Task description: Check every line of the material below for the string "November", and return the ones that have it.

Data lines:
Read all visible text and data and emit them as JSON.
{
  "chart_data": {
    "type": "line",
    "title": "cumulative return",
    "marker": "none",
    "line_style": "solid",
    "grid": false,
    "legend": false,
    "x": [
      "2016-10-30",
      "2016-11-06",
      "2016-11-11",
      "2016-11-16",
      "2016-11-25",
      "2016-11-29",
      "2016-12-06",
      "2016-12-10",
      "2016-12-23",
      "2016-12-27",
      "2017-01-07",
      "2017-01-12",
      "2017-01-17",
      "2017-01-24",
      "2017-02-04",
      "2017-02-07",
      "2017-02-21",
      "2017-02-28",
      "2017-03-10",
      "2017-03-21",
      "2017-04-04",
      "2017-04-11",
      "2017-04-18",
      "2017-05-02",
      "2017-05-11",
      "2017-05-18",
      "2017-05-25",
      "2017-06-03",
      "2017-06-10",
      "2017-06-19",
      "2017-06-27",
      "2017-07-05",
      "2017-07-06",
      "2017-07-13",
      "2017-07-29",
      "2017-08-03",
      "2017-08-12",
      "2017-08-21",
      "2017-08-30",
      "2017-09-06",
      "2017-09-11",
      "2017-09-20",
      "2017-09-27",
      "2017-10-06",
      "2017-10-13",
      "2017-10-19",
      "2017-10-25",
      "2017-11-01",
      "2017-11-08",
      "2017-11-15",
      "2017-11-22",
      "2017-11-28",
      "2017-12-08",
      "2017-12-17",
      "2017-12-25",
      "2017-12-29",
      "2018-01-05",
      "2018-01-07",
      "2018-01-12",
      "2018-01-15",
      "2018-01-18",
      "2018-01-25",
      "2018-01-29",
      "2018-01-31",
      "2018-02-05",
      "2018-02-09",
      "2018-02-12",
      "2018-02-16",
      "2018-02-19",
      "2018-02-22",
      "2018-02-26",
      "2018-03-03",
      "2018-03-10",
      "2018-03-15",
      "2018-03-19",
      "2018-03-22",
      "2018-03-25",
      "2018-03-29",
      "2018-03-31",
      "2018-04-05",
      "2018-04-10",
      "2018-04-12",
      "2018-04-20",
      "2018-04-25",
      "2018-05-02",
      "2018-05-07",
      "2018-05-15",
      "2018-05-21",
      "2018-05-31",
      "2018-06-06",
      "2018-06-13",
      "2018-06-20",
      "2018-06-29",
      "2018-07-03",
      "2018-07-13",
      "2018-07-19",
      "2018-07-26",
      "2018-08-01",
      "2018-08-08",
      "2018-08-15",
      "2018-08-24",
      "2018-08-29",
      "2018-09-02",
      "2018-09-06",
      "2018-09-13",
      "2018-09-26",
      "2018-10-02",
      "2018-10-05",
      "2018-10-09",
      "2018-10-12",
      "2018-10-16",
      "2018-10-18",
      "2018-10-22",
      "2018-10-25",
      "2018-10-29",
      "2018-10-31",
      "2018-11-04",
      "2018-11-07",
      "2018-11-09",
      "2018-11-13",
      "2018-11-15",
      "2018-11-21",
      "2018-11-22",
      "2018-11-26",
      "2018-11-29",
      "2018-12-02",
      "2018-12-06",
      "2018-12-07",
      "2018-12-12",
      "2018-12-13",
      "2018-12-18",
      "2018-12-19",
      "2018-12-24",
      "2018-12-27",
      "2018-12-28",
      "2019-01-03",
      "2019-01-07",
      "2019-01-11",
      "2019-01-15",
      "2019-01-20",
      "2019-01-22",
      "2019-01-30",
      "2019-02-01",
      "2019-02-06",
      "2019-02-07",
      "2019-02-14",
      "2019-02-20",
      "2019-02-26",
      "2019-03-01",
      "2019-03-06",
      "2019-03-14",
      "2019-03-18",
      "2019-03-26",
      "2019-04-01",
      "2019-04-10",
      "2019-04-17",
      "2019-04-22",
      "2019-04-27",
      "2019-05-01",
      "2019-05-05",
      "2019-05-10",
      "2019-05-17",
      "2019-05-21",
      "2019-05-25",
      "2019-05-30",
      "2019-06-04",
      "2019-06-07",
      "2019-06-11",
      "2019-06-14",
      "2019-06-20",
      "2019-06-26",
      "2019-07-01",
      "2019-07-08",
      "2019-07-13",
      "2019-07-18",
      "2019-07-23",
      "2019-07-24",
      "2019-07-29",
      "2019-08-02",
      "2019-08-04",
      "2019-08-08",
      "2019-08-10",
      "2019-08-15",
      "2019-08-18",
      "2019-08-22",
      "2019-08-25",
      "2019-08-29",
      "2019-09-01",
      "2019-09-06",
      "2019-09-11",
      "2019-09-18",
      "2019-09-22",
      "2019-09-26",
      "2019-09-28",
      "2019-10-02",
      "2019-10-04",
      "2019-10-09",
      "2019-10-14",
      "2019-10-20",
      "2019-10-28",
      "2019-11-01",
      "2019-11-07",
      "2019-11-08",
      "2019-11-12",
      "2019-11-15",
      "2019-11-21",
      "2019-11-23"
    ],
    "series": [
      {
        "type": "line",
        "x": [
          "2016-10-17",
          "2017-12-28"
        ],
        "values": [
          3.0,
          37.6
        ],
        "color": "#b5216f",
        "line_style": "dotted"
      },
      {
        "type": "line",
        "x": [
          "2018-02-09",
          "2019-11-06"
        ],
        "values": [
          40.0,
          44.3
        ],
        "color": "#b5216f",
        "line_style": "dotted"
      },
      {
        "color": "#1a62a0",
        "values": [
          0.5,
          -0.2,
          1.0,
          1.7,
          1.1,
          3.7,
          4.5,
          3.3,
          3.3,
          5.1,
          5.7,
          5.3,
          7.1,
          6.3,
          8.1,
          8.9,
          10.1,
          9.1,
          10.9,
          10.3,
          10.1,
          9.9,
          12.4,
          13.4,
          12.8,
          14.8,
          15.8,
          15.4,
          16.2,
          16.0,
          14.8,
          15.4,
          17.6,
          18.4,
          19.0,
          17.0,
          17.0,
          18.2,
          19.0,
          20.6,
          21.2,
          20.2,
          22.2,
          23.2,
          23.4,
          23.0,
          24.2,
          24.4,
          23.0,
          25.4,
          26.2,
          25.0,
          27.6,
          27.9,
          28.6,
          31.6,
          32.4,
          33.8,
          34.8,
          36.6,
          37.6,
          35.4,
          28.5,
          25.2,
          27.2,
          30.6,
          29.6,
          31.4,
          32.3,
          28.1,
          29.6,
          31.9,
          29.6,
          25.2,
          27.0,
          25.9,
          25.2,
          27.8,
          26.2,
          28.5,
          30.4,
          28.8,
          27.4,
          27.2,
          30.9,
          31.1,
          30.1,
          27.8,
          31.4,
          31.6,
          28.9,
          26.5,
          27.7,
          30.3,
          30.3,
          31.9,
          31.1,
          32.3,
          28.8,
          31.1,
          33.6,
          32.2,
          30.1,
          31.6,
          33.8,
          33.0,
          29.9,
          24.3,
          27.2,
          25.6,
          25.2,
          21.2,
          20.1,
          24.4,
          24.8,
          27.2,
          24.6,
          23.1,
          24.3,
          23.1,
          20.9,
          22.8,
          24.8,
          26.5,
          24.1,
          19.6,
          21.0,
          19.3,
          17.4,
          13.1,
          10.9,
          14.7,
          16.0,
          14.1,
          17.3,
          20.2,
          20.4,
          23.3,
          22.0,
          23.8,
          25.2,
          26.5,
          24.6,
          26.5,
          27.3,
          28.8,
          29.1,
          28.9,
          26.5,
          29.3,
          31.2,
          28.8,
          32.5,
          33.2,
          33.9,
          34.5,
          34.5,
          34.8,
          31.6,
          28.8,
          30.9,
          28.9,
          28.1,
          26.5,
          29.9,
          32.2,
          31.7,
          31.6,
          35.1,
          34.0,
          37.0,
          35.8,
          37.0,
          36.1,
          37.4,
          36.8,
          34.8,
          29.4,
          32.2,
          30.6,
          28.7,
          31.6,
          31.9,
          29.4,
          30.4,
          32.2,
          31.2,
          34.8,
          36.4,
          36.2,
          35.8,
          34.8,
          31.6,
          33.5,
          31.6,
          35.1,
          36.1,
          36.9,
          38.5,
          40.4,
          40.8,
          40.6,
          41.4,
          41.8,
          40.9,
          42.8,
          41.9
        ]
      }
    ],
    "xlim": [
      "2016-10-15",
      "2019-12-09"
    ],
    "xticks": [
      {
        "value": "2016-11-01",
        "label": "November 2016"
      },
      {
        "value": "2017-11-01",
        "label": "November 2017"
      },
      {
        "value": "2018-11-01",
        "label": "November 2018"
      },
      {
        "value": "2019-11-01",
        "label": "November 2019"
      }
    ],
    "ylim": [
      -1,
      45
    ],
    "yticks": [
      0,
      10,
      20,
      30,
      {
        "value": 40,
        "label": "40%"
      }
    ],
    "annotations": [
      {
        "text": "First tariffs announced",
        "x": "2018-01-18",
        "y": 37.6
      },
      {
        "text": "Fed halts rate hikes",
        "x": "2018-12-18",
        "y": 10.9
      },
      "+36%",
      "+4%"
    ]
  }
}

Answer to this exercise:
        "label": "November 2016"
        "label": "November 2017"
        "label": "November 2018"
        "label": "November 2019"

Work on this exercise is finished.